▸ JOB:
Each record below should be output verbatim, without pictures.

▸ GIVEN RECORDS:
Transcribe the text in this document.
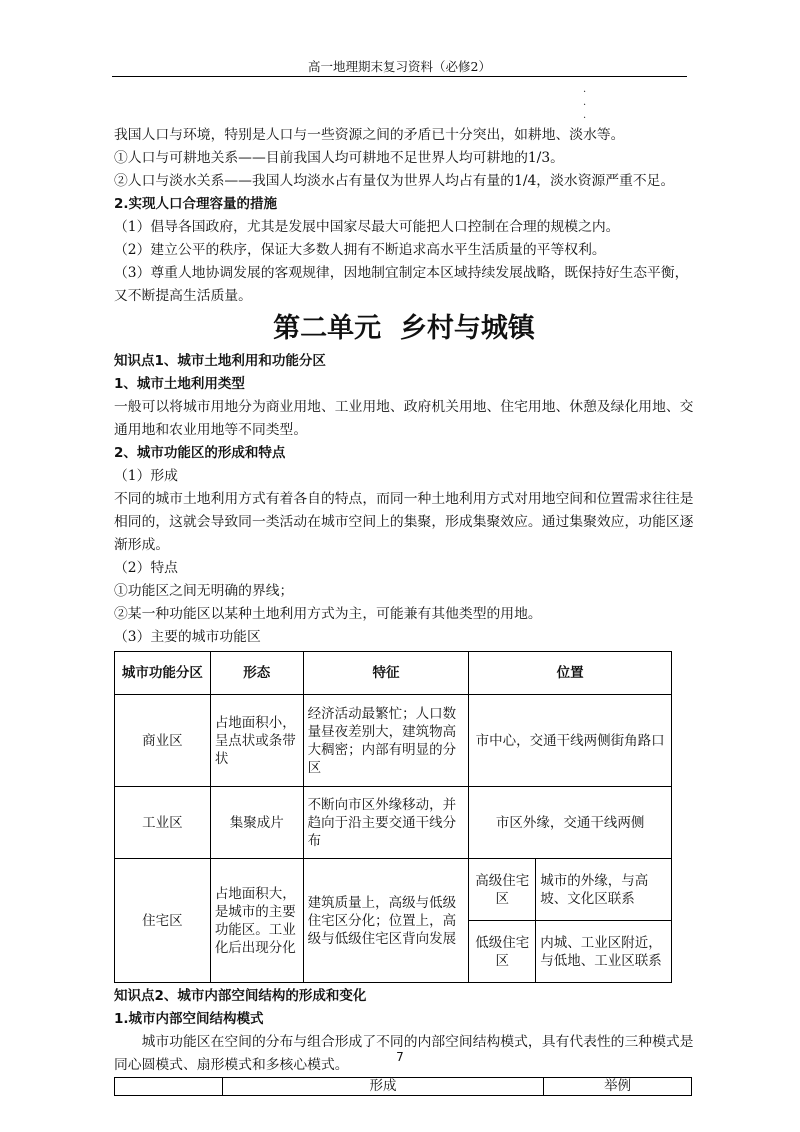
高一地理期末复习资料（必修2）
·
·
·

我国人口与环境，特别是人口与一些资源之间的矛盾已十分突出，如耕地、淡水等。

①人口与可耕地关系——目前我国人均可耕地不足世界人均可耕地的1/3。

②人口与淡水关系——我国人均淡水占有量仅为世界人均占有量的1/4，淡水资源严重不足。

2.实现人口合理容量的措施

（1）倡导各国政府，尤其是发展中国家尽最大可能把人口控制在合理的规模之内。

（2）建立公平的秩序，保证大多数人拥有不断追求高水平生活质量的平等权利。

（3）尊重人地协调发展的客观规律，因地制宜制定本区域持续发展战略，既保持好生态平衡，又不断提高生活质量。

第二单元  乡村与城镇

知识点1、城市土地利用和功能分区

1、城市土地利用类型

一般可以将城市用地分为商业用地、工业用地、政府机关用地、住宅用地、休憩及绿化用地、交通用地和农业用地等不同类型。

2、城市功能区的形成和特点

（1）形成

不同的城市土地利用方式有着各自的特点，而同一种土地利用方式对用地空间和位置需求往往是相同的，这就会导致同一类活动在城市空间上的集聚，形成集聚效应。通过集聚效应，功能区逐渐形成。

（2）特点

①功能区之间无明确的界线；

②某一种功能区以某种土地利用方式为主，可能兼有其他类型的用地。

（3）主要的城市功能区

城市功能分区	形态	特征	位置	
商业区	占地面积小，呈点状或条带状	经济活动最繁忙；人口数量昼夜差别大，建筑物高大稠密；内部有明显的分区	市中心，交通干线两侧街角路口	
工业区	集聚成片	不断向市区外缘移动，并趋向于沿主要交通干线分布	市区外缘，交通干线两侧	
住宅区	占地面积大，是城市的主要功能区。工业化后出现分化	建筑质量上，高级与低级住宅区分化；位置上，高级与低级住宅区背向发展	高级住宅区	城市的外缘，与高坡、文化区联系
			低级住宅区	内城、工业区附近，与低地、工业区联系

知识点2、城市内部空间结构的形成和变化

1.城市内部空间结构模式

城市功能区在空间的分布与组合形成了不同的内部空间结构模式，具有代表性的三种模式是同心圆模式、扇形模式和多核心模式。

	形成	举例
7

▸ RESULT OF THIS TASK:
Transcribe the text in this document.
高一地理期末复习资料（必修2）
·
·
·

我国人口与环境，特别是人口与一些资源之间的矛盾已十分突出，如耕地、淡水等。

①人口与可耕地关系——目前我国人均可耕地不足世界人均可耕地的1/3。

②人口与淡水关系——我国人均淡水占有量仅为世界人均占有量的1/4，淡水资源严重不足。

2.实现人口合理容量的措施

（1）倡导各国政府，尤其是发展中国家尽最大可能把人口控制在合理的规模之内。

（2）建立公平的秩序，保证大多数人拥有不断追求高水平生活质量的平等权利。

（3）尊重人地协调发展的客观规律，因地制宜制定本区域持续发展战略，既保持好生态平衡，又不断提高生活质量。

第二单元  乡村与城镇

知识点1、城市土地利用和功能分区

1、城市土地利用类型

一般可以将城市用地分为商业用地、工业用地、政府机关用地、住宅用地、休憩及绿化用地、交通用地和农业用地等不同类型。

2、城市功能区的形成和特点

（1）形成

不同的城市土地利用方式有着各自的特点，而同一种土地利用方式对用地空间和位置需求往往是相同的，这就会导致同一类活动在城市空间上的集聚，形成集聚效应。通过集聚效应，功能区逐渐形成。

（2）特点

①功能区之间无明确的界线；

②某一种功能区以某种土地利用方式为主，可能兼有其他类型的用地。

（3）主要的城市功能区

城市功能分区	形态	特征	位置	
商业区	占地面积小，呈点状或条带状	经济活动最繁忙；人口数量昼夜差别大，建筑物高大稠密；内部有明显的分区	市中心，交通干线两侧街角路口	
工业区	集聚成片	不断向市区外缘移动，并趋向于沿主要交通干线分布	市区外缘，交通干线两侧	
住宅区	占地面积大，是城市的主要功能区。工业化后出现分化	建筑质量上，高级与低级住宅区分化；位置上，高级与低级住宅区背向发展	高级住宅区	城市的外缘，与高坡、文化区联系
			低级住宅区	内城、工业区附近，与低地、工业区联系

知识点2、城市内部空间结构的形成和变化

1.城市内部空间结构模式

城市功能区在空间的分布与组合形成了不同的内部空间结构模式，具有代表性的三种模式是同心圆模式、扇形模式和多核心模式。

	形成	举例
7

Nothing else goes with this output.